▶ STATED GOAL:
Gather up every line that includes the string "with".

++++++++++++++++++++

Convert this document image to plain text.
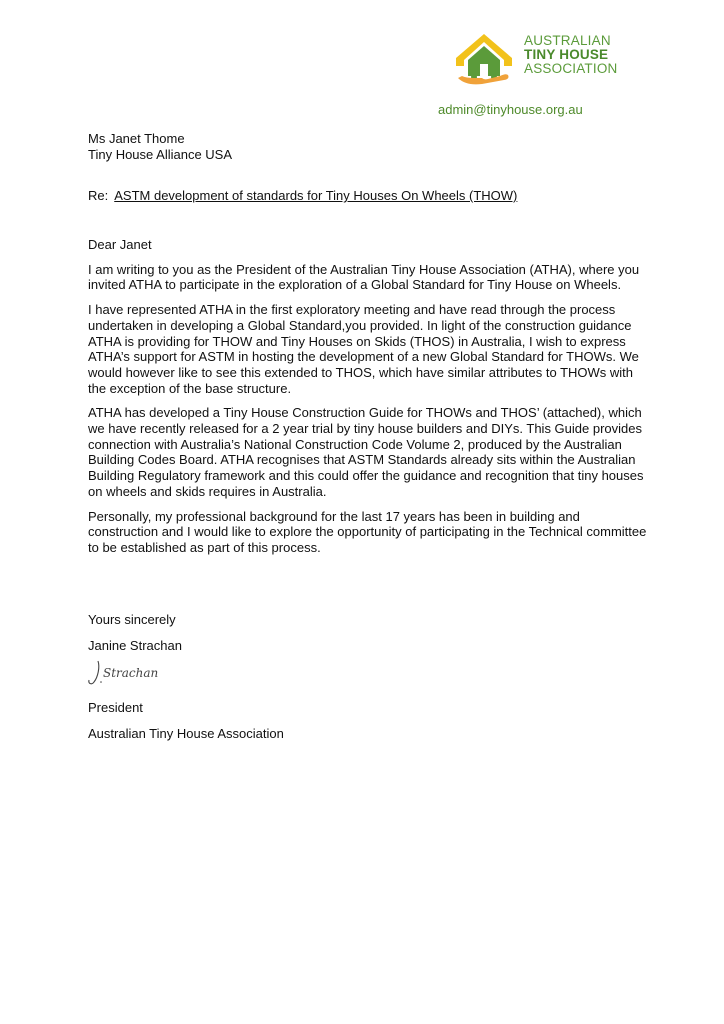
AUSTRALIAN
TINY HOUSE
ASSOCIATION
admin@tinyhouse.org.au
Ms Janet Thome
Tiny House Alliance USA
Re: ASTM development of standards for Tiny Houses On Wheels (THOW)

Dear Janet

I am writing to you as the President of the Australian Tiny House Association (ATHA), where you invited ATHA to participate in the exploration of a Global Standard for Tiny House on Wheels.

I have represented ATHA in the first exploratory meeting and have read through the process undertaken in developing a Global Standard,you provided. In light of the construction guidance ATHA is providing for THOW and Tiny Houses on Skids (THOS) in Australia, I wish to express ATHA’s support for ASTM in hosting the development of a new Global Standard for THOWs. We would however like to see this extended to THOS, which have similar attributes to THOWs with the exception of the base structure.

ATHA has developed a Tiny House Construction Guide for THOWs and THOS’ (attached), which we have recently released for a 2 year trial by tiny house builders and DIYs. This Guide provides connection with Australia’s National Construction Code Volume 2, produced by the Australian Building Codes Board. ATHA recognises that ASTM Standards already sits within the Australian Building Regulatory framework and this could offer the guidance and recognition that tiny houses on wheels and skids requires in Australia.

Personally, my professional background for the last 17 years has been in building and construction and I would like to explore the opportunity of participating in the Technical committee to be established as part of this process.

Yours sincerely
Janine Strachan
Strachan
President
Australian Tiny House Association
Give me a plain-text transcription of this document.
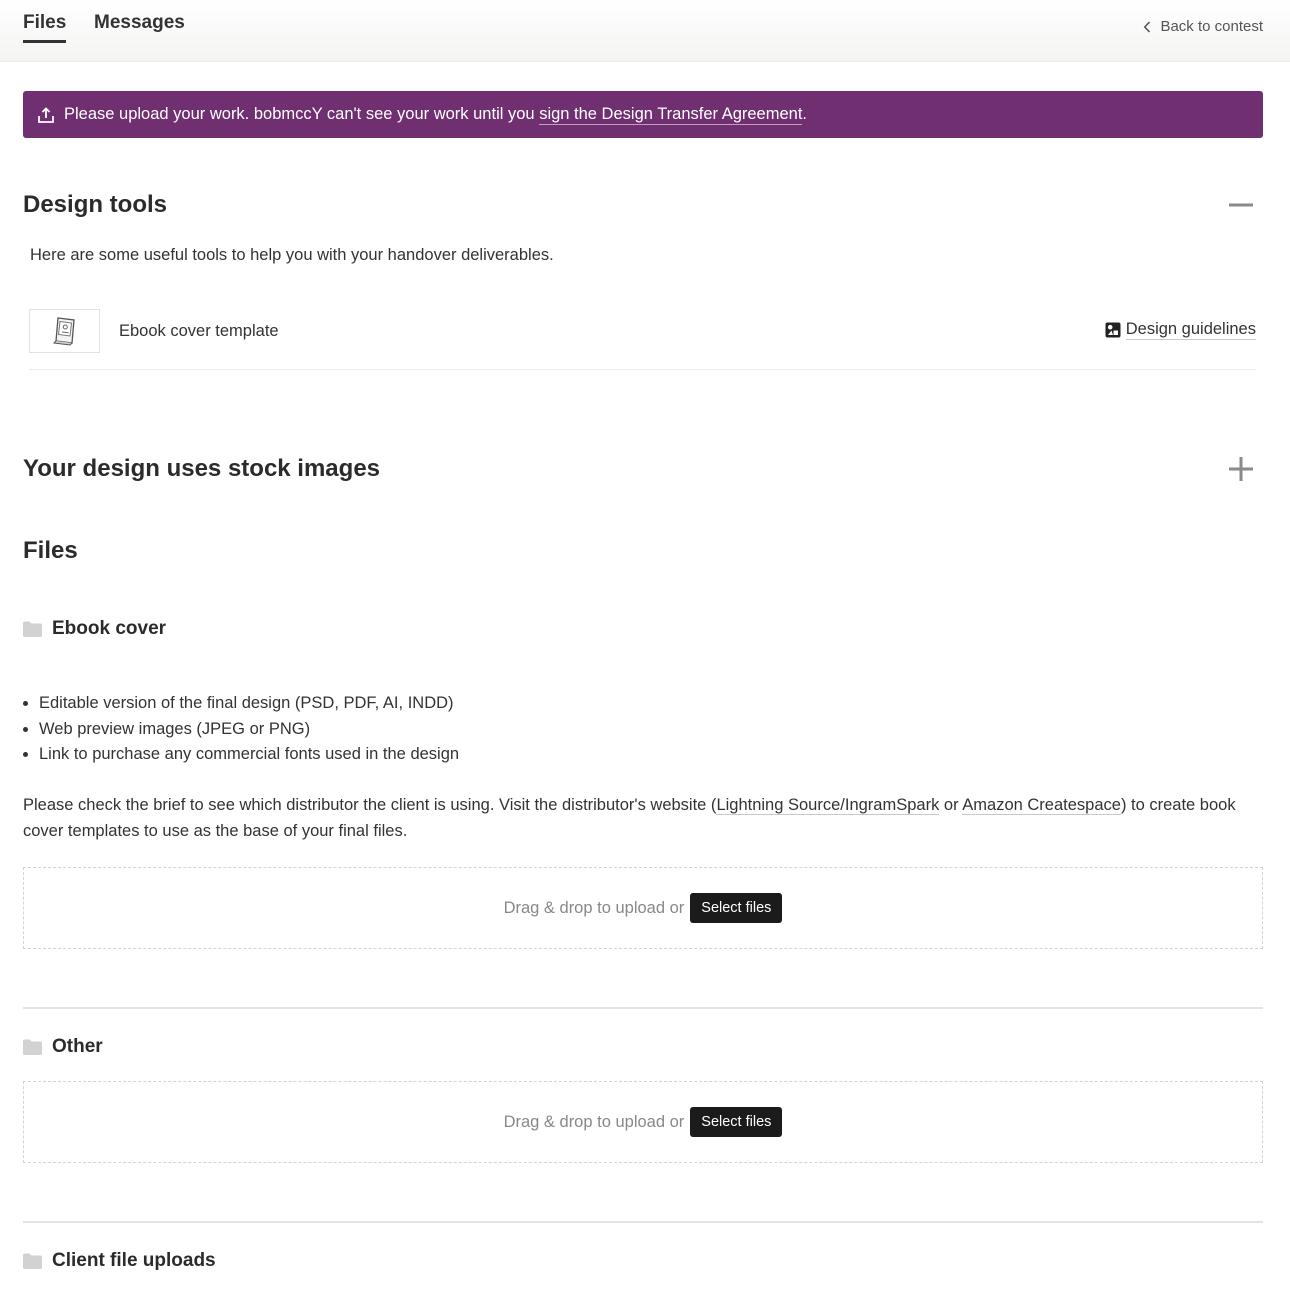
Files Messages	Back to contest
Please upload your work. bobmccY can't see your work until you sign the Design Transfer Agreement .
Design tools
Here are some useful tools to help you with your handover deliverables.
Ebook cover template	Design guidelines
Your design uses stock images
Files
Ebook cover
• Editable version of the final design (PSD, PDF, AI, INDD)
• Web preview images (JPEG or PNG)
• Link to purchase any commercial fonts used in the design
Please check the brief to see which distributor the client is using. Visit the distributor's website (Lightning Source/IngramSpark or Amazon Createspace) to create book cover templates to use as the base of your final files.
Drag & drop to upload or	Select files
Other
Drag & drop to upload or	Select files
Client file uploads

++++++++++++++++++++

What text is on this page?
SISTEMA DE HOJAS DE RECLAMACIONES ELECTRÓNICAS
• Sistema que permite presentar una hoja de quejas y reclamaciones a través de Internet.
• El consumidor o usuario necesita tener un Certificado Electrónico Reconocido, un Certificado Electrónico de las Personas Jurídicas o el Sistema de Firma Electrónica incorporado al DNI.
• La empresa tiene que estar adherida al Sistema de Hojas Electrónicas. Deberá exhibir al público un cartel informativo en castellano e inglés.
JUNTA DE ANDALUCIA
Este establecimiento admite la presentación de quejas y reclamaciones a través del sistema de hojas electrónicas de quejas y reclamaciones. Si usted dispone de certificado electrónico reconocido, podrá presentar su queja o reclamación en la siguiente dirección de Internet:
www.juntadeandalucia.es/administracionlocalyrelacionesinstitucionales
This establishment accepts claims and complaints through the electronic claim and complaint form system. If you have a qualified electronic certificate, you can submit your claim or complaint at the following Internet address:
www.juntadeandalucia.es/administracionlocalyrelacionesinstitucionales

++++++++++++++++++++

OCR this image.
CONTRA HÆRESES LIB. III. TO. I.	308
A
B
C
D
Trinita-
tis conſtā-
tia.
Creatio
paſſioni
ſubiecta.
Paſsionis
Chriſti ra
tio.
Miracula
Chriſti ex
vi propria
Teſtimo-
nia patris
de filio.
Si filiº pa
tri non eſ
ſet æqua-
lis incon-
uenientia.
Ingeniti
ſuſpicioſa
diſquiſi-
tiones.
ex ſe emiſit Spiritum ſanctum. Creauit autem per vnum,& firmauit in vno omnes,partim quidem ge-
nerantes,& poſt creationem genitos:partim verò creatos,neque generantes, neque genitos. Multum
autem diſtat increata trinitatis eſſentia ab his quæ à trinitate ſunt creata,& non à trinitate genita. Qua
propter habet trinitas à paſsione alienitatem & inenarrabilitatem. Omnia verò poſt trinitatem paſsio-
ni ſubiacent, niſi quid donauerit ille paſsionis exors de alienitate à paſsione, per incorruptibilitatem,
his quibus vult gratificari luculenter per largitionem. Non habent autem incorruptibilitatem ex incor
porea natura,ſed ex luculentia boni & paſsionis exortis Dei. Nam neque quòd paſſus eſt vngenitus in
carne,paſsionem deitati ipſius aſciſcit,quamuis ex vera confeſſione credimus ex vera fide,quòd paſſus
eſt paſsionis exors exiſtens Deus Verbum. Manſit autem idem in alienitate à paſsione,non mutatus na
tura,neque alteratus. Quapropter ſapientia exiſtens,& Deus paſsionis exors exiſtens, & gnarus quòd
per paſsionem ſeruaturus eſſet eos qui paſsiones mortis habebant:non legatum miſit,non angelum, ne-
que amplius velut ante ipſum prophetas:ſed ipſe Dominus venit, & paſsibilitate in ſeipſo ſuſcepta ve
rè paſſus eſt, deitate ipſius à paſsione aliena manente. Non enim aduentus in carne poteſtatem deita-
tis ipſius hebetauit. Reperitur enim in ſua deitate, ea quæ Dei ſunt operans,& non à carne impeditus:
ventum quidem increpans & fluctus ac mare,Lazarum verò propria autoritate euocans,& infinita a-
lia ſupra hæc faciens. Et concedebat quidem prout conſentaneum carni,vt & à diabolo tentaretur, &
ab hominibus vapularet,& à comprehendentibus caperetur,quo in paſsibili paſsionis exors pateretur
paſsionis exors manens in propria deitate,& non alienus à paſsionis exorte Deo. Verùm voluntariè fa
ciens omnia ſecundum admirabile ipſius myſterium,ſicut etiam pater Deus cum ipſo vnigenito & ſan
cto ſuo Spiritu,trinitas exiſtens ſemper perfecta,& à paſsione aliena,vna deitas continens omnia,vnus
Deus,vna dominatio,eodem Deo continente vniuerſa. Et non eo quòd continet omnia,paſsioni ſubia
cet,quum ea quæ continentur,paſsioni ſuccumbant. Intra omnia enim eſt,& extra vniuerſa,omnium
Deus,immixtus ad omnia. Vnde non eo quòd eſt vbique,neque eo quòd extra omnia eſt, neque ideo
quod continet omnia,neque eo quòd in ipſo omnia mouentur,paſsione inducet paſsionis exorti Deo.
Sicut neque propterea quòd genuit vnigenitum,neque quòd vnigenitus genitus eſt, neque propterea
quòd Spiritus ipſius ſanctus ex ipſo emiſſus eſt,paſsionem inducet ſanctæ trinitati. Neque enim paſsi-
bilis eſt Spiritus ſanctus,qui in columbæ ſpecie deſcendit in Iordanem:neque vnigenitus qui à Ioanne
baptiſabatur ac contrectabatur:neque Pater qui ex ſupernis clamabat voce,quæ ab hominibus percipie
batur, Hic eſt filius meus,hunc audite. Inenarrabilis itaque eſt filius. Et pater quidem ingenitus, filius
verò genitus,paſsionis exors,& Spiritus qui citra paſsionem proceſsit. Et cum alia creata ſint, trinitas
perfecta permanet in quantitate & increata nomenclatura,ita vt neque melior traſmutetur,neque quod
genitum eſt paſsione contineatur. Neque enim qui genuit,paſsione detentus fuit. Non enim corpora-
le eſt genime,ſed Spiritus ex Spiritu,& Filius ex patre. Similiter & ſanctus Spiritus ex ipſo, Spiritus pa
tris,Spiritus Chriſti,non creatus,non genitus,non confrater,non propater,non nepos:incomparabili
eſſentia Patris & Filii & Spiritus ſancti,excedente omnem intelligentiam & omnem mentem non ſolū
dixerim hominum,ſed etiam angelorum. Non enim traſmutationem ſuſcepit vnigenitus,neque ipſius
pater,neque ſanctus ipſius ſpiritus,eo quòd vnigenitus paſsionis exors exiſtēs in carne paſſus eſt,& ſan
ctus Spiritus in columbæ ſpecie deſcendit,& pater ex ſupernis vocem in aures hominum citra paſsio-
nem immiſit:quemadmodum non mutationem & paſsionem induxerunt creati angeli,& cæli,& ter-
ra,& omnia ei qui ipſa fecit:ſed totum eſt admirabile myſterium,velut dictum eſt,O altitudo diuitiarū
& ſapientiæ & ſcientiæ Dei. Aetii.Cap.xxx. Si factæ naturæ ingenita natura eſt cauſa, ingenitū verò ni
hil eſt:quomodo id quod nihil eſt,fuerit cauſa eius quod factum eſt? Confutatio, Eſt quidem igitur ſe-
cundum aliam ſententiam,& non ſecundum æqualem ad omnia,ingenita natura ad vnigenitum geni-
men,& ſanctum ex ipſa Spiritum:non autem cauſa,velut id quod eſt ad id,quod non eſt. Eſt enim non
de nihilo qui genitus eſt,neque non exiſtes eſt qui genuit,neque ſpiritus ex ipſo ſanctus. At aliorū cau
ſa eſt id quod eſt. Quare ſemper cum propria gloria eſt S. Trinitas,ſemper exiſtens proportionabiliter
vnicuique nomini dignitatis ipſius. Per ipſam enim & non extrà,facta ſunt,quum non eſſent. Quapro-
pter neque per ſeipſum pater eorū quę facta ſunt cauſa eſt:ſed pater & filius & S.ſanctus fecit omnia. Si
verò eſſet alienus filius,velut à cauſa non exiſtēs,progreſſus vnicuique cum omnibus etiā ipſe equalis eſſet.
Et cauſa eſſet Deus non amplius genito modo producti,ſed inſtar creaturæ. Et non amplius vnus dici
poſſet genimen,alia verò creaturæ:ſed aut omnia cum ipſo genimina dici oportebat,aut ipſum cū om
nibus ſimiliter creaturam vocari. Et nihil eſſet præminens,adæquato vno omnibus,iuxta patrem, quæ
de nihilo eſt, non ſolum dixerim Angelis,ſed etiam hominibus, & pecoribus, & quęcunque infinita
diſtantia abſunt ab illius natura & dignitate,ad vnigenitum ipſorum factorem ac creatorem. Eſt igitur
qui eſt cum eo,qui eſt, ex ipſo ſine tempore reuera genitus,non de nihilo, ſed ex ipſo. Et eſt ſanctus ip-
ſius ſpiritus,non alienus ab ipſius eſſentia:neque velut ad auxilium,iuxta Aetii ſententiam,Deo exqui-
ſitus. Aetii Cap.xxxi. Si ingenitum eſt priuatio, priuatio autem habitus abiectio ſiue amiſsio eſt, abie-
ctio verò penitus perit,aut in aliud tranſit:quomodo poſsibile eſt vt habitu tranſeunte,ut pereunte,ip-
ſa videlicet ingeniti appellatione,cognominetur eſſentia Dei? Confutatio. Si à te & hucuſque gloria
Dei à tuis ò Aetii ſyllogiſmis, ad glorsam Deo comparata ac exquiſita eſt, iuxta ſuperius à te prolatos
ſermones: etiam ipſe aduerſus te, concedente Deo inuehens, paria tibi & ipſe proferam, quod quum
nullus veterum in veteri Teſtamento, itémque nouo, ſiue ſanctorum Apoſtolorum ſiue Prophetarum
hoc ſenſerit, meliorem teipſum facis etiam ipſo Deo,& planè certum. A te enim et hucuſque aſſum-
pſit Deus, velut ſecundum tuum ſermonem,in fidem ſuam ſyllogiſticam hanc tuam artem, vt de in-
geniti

++++++++++++++++++++

▶ SOLUTION TO THIS PROBLEM:
I have represented ATHA in the first exploratory meeting and have read through the process undertaken in developing a Global Standard,you provided. In light of the construction guidance ATHA is providing for THOW and Tiny Houses on Skids (THOS) in Australia, I wish to express ATHA’s support for ASTM in hosting the development of a new Global Standard for THOWs. We would however like to see this extended to THOS, which have similar attributes to THOWs with the exception of the base structure.
ATHA has developed a Tiny House Construction Guide for THOWs and THOS’ (attached), which we have recently released for a 2 year trial by tiny house builders and DIYs. This Guide provides connection with Australia’s National Construction Code Volume 2, produced by the Australian Building Codes Board. ATHA recognises that ASTM Standards already sits within the Australian Building Regulatory framework and this could offer the guidance and recognition that tiny houses on wheels and skids requires in Australia.
Here are some useful tools to help you with your handover deliverables.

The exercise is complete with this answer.